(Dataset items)
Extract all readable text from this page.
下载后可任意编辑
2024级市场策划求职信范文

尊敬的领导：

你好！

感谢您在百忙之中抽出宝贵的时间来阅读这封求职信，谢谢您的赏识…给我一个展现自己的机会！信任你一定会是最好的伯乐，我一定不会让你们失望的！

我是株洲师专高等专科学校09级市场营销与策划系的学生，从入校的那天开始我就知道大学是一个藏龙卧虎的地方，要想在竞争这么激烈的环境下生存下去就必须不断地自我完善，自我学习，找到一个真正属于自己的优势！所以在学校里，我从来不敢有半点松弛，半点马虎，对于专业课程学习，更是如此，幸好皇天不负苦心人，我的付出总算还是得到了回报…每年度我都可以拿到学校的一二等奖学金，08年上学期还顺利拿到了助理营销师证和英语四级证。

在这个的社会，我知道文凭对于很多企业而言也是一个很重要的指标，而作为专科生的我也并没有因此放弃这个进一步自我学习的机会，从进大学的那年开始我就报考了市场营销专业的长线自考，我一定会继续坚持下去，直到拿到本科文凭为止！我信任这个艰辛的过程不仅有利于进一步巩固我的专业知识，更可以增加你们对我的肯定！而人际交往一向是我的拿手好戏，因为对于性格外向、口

*INSTRUCTIONS TO FOLLOW:* Restate the listing in full, word for word.

*SOLUTION:*
Extract all readable text from this page.
下载后可任意编辑
2024级市场策划求职信范文

尊敬的领导：

你好！

感谢您在百忙之中抽出宝贵的时间来阅读这封求职信，谢谢您的赏识…给我一个展现自己的机会！信任你一定会是最好的伯乐，我一定不会让你们失望的！

我是株洲师专高等专科学校09级市场营销与策划系的学生，从入校的那天开始我就知道大学是一个藏龙卧虎的地方，要想在竞争这么激烈的环境下生存下去就必须不断地自我完善，自我学习，找到一个真正属于自己的优势！所以在学校里，我从来不敢有半点松弛，半点马虎，对于专业课程学习，更是如此，幸好皇天不负苦心人，我的付出总算还是得到了回报…每年度我都可以拿到学校的一二等奖学金，08年上学期还顺利拿到了助理营销师证和英语四级证。

在这个的社会，我知道文凭对于很多企业而言也是一个很重要的指标，而作为专科生的我也并没有因此放弃这个进一步自我学习的机会，从进大学的那年开始我就报考了市场营销专业的长线自考，我一定会继续坚持下去，直到拿到本科文凭为止！我信任这个艰辛的过程不仅有利于进一步巩固我的专业知识，更可以增加你们对我的肯定！而人际交往一向是我的拿手好戏，因为对于性格外向、口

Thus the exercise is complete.